Dataset items:
+++++

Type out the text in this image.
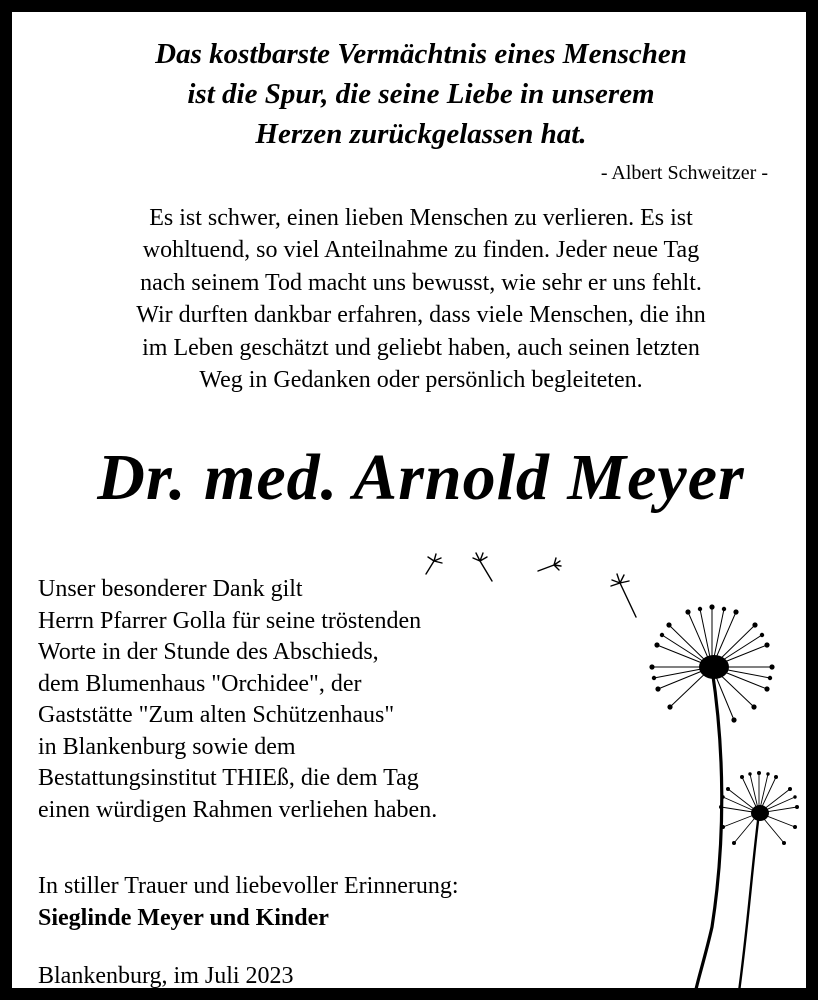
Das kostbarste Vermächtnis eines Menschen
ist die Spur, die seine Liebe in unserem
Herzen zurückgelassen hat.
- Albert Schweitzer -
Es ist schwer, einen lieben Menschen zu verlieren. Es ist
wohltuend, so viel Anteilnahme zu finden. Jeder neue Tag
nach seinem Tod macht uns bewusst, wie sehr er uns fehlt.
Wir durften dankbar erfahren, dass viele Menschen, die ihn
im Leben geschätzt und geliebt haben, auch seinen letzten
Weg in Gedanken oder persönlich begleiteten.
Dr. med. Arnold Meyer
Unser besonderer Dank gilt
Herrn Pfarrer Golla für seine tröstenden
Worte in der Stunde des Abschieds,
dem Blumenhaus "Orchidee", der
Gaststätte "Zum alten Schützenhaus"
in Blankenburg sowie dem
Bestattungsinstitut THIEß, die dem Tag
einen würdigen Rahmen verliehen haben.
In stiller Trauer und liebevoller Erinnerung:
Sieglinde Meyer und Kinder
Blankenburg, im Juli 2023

+++++

Pull out each line of the listing that holds the string "Meyer".

Solution below:
Dr. med. Arnold Meyer
Sieglinde Meyer und Kinder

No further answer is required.